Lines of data

───

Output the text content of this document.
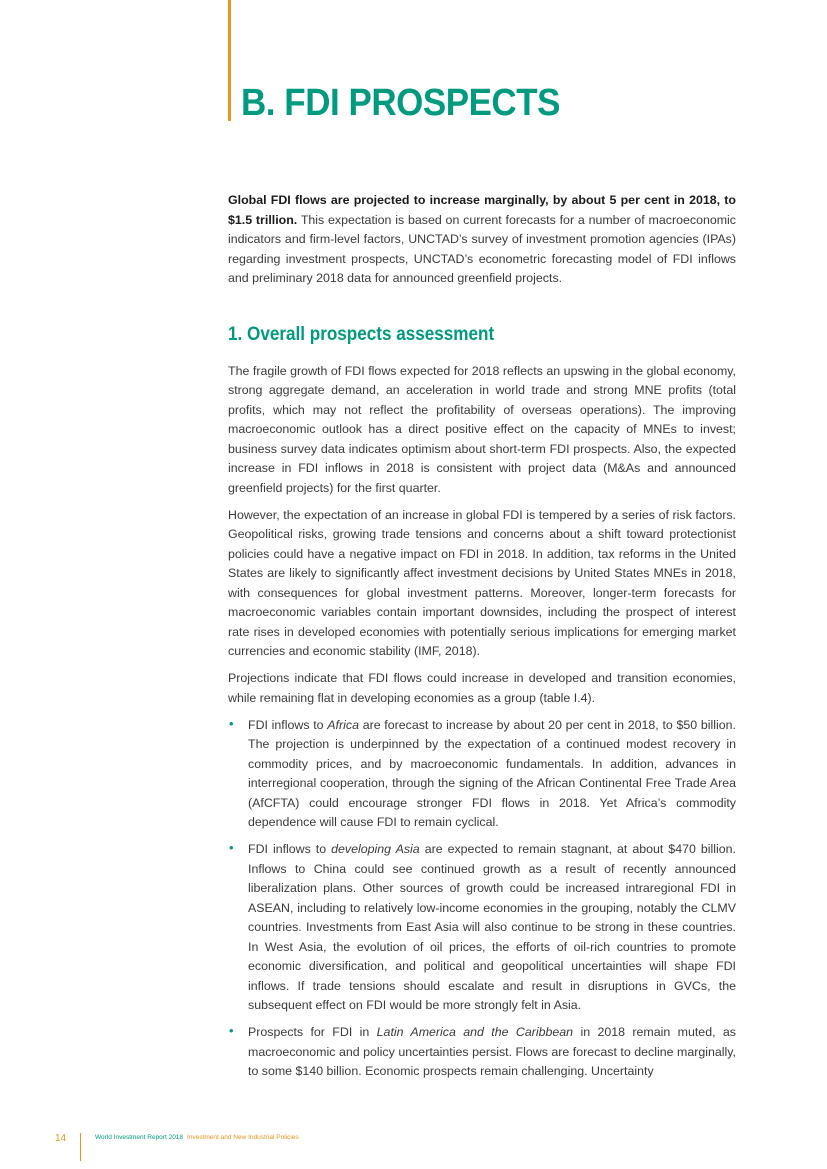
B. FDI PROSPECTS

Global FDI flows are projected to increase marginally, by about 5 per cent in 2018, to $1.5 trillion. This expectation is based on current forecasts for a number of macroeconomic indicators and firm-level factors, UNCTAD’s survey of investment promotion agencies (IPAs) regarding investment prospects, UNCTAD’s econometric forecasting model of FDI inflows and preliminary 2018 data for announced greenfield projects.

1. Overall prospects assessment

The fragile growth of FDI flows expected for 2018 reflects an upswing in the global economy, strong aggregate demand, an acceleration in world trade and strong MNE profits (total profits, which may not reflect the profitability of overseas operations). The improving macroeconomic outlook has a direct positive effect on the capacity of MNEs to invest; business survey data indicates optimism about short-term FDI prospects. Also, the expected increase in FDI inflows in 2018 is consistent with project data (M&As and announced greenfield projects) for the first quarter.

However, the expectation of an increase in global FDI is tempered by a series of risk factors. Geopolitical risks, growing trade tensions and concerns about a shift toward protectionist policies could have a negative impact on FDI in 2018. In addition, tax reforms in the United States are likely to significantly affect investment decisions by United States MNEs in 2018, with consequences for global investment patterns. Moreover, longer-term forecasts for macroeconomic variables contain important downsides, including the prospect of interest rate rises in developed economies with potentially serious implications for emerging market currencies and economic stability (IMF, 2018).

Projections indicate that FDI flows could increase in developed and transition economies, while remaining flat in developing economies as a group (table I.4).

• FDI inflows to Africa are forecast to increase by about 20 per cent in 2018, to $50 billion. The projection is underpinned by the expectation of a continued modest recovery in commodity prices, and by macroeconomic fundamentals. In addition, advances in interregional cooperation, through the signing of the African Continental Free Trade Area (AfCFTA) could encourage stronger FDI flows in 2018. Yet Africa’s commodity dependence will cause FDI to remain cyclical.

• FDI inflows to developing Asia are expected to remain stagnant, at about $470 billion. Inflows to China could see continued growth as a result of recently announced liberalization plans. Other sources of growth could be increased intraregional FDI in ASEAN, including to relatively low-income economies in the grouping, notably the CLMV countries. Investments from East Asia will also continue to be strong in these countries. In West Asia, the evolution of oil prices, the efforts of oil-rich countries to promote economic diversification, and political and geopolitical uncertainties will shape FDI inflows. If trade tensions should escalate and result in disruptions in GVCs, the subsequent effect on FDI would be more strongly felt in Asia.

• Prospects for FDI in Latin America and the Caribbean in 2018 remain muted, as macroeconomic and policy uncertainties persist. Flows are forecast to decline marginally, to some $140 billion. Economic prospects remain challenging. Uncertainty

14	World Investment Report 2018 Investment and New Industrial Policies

───

## [DESCRIPTION OF THE TASK]
Identify and copy the lines holding the word "greenfield".

## [EXERCISE SOLUTION]
Global FDI flows are projected to increase marginally, by about 5 per cent in 2018, to $1.5 trillion. This expectation is based on current forecasts for a number of macroeconomic indicators and firm-level factors, UNCTAD’s survey of investment promotion agencies (IPAs) regarding investment prospects, UNCTAD’s econometric forecasting model of FDI inflows and preliminary 2018 data for announced greenfield projects.
The fragile growth of FDI flows expected for 2018 reflects an upswing in the global economy, strong aggregate demand, an acceleration in world trade and strong MNE profits (total profits, which may not reflect the profitability of overseas operations). The improving macroeconomic outlook has a direct positive effect on the capacity of MNEs to invest; business survey data indicates optimism about short-term FDI prospects. Also, the expected increase in FDI inflows in 2018 is consistent with project data (M&As and announced greenfield projects) for the first quarter.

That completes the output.